Dataset extract:
## Begin

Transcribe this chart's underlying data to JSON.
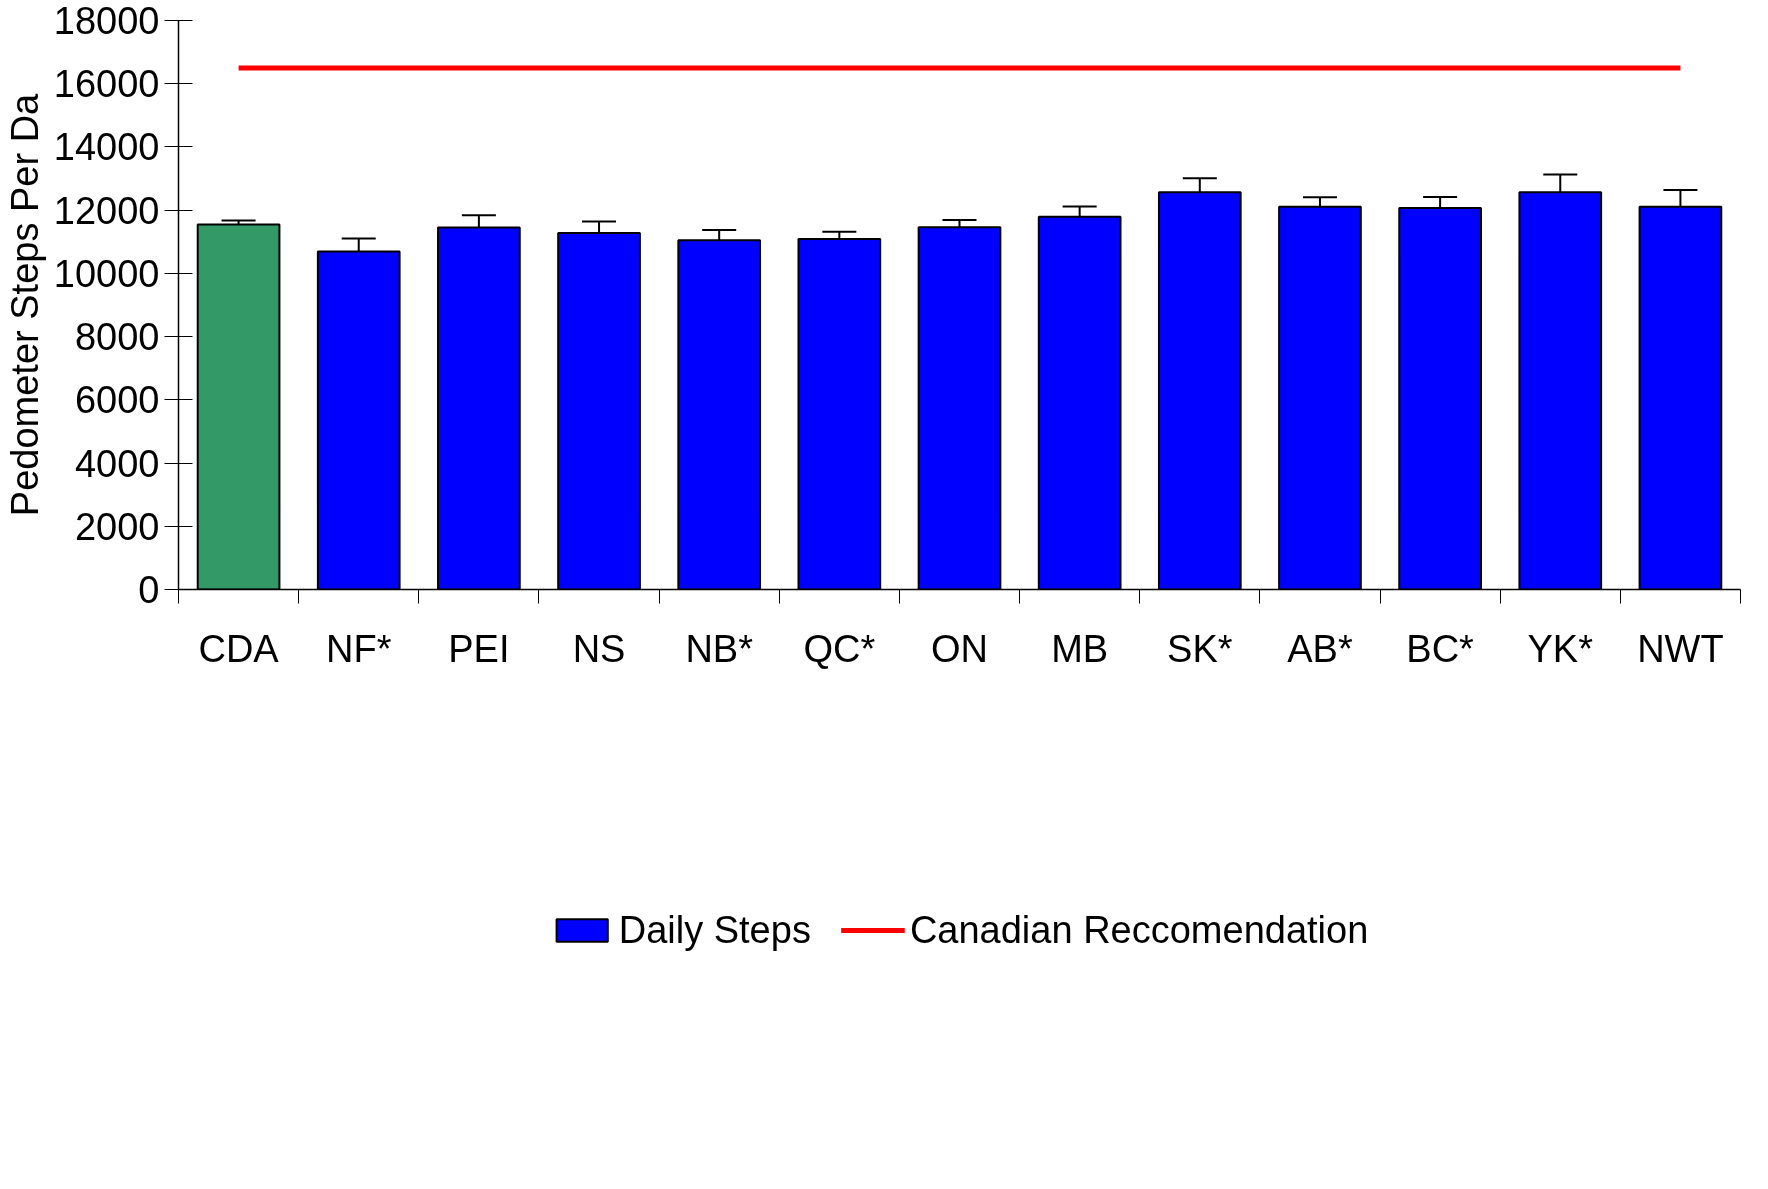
{
  "chart_data": {
    "type": "bar",
    "ylabel": "Pedometer Steps Per Da",
    "categories": [
      "CDA",
      "NF*",
      "PEI",
      "NS",
      "NB*",
      "QC*",
      "ON",
      "MB",
      "SK*",
      "AB*",
      "BC*",
      "YK*",
      "NWT"
    ],
    "series": [
      {
        "name": "Daily Steps",
        "color": "#0000ff",
        "colors": [
          "#339966",
          "#0000ff",
          "#0000ff",
          "#0000ff",
          "#0000ff",
          "#0000ff",
          "#0000ff",
          "#0000ff",
          "#0000ff",
          "#0000ff",
          "#0000ff",
          "#0000ff",
          "#0000ff"
        ],
        "values": [
          11550,
          10690,
          11450,
          11280,
          11050,
          11090,
          11460,
          11790,
          12570,
          12110,
          12070,
          12570,
          12110
        ],
        "errors": [
          120,
          410,
          390,
          365,
          325,
          230,
          230,
          325,
          440,
          300,
          345,
          555,
          530
        ]
      }
    ],
    "ref_lines": [
      {
        "axis": "y",
        "value": 16500,
        "label": "Canadian Reccomendation",
        "color": "#ff0000",
        "line_style": "solid"
      }
    ],
    "ylim": [
      0,
      18000
    ],
    "yticks": [
      0,
      2000,
      4000,
      6000,
      8000,
      10000,
      12000,
      14000,
      16000,
      18000
    ],
    "grid": false,
    "legend": "bottom"
  }
}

## End

Pick each line holding the word "Steps" out of the data and copy it.

    "ylabel": "Pedometer Steps Per Da",
        "name": "Daily Steps",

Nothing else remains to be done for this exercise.